Repeat every record below exactly, omitting any pictures.
** start DATA RECORDS **
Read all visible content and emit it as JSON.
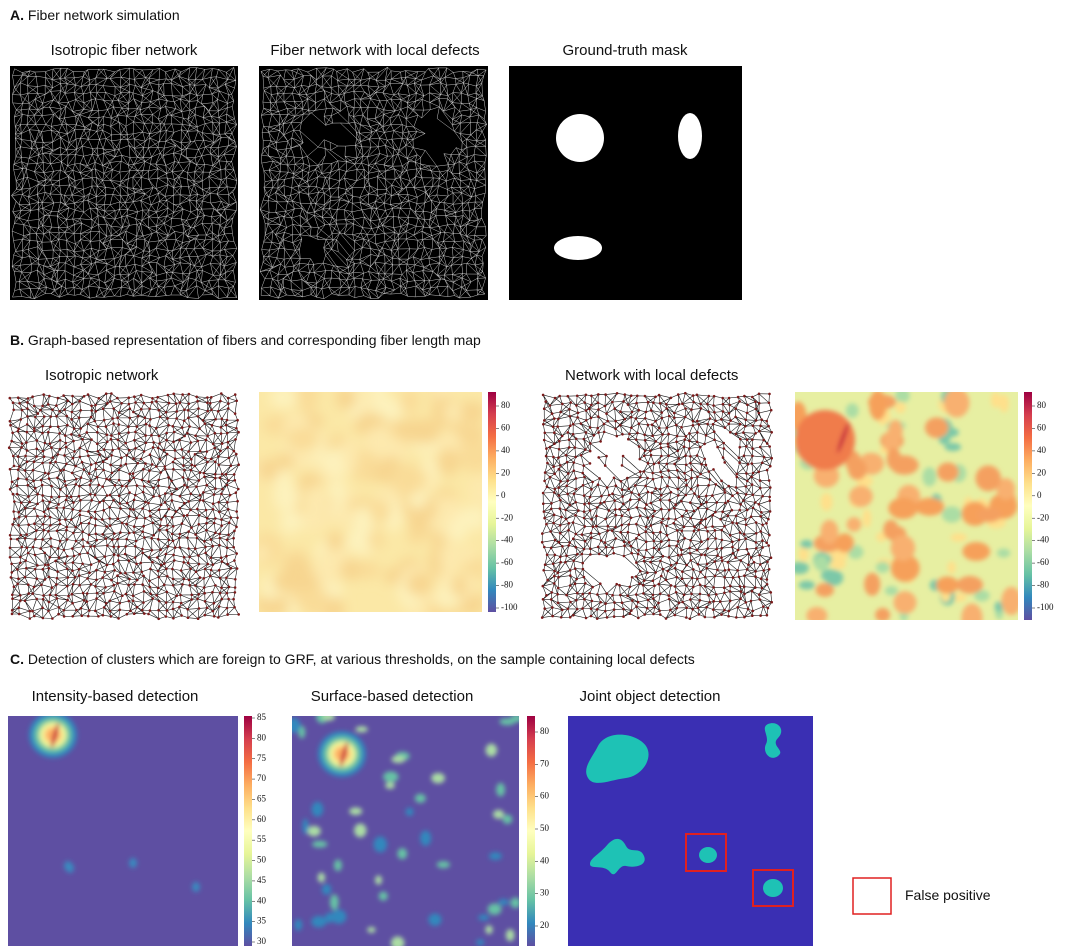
{
  "panels": [
    {
      "label": "A.",
      "title": "Fiber network simulation",
      "titles": [
        "Isotropic fiber network",
        "Fiber network with local defects",
        "Ground-truth mask"
      ]
    },
    {
      "label": "B.",
      "title": "Graph-based representation of fibers and corresponding fiber length map",
      "titles": [
        "Isotropic network",
        "Network with local defects"
      ],
      "colorbars": [
        [
          80,
          60,
          40,
          20,
          0,
          -20,
          -40,
          -60,
          -80,
          -100
        ],
        [
          80,
          60,
          40,
          20,
          0,
          -20,
          -40,
          -60,
          -80,
          -100
        ]
      ]
    },
    {
      "label": "C.",
      "title": "Detection of clusters which are foreign to GRF, at various thresholds, on the sample containing local defects",
      "titles": [
        "Intensity-based detection",
        "Surface-based detection",
        "Joint object detection"
      ],
      "colorbars": [
        [
          85,
          80,
          75,
          70,
          65,
          60,
          55,
          50,
          45,
          40,
          35,
          30
        ],
        [
          80,
          70,
          60,
          50,
          40,
          30,
          20
        ]
      ]
    }
  ],
  "legend": {
    "label": "False positive"
  }
}
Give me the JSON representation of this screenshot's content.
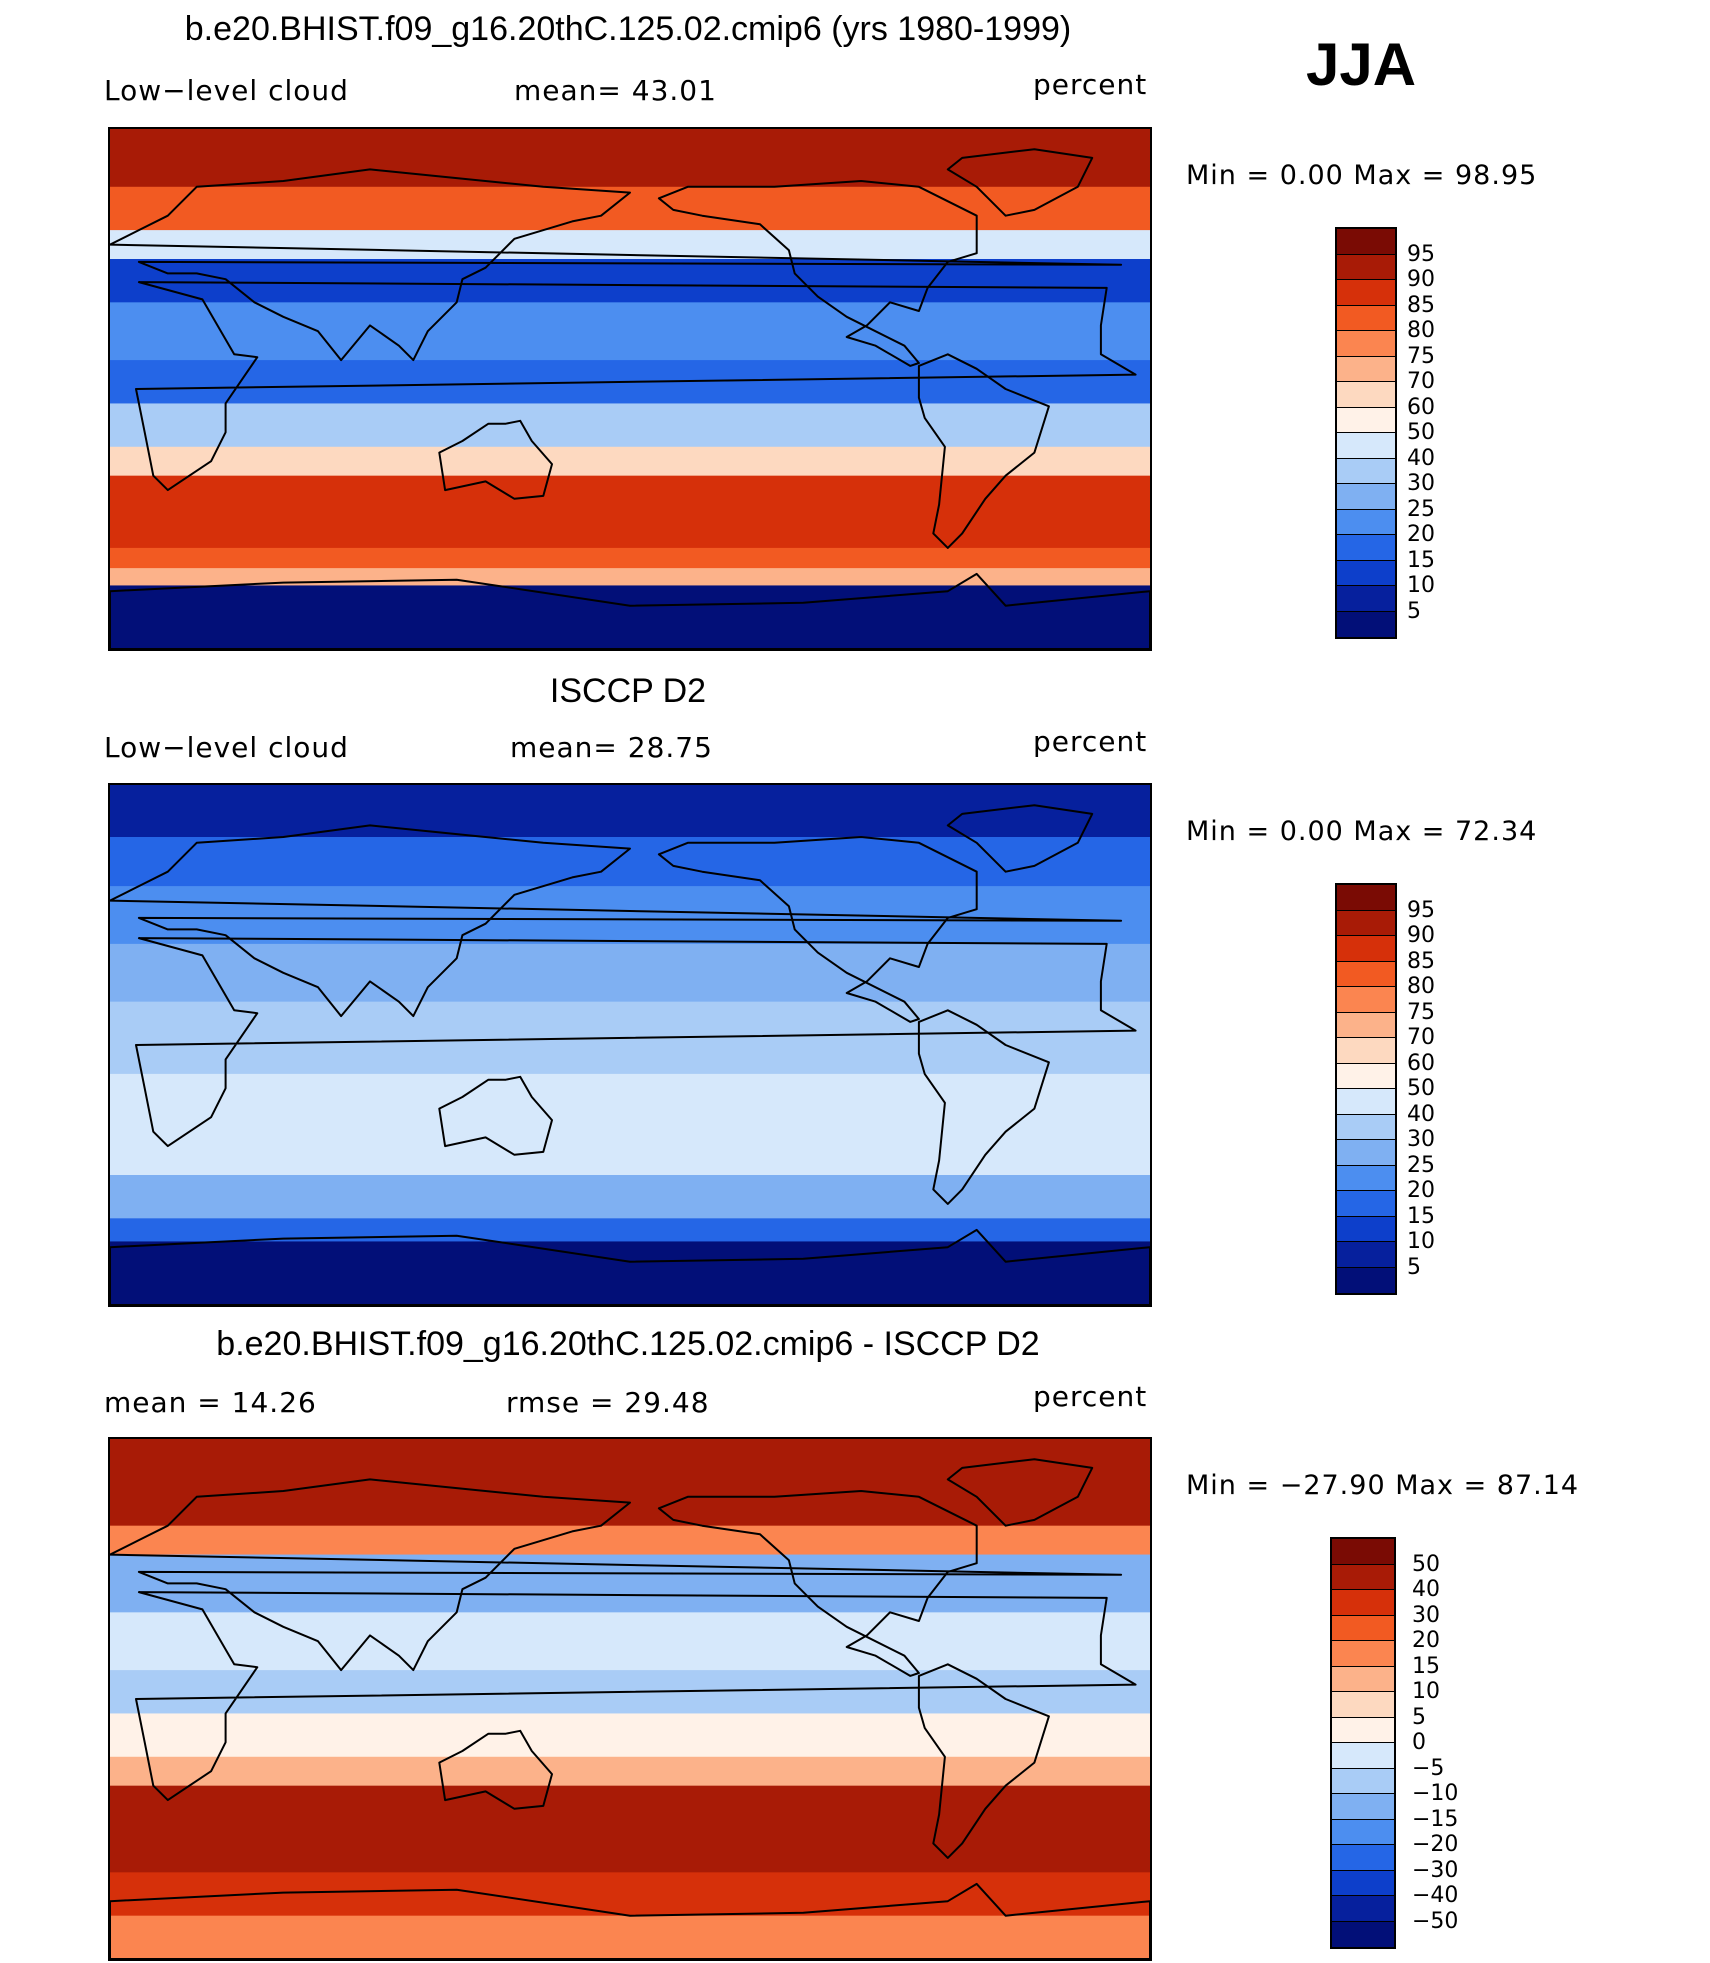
** end DATA RECORDS **
• [TASK OUTPUT]:
Read all visible content and emit it as JSON.
{
  "panels": [
    {
      "label": "A.",
      "title": "Fiber network simulation",
      "titles": [
        "Isotropic fiber network",
        "Fiber network with local defects",
        "Ground-truth mask"
      ]
    },
    {
      "label": "B.",
      "title": "Graph-based representation of fibers and corresponding fiber length map",
      "titles": [
        "Isotropic network",
        "Network with local defects"
      ],
      "colorbars": [
        [
          80,
          60,
          40,
          20,
          0,
          -20,
          -40,
          -60,
          -80,
          -100
        ],
        [
          80,
          60,
          40,
          20,
          0,
          -20,
          -40,
          -60,
          -80,
          -100
        ]
      ]
    },
    {
      "label": "C.",
      "title": "Detection of clusters which are foreign to GRF, at various thresholds, on the sample containing local defects",
      "titles": [
        "Intensity-based detection",
        "Surface-based detection",
        "Joint object detection"
      ],
      "colorbars": [
        [
          85,
          80,
          75,
          70,
          65,
          60,
          55,
          50,
          45,
          40,
          35,
          30
        ],
        [
          80,
          70,
          60,
          50,
          40,
          30,
          20
        ]
      ]
    }
  ],
  "legend": {
    "label": "False positive"
  }
}
Give me the JSON representation of this screenshot's content.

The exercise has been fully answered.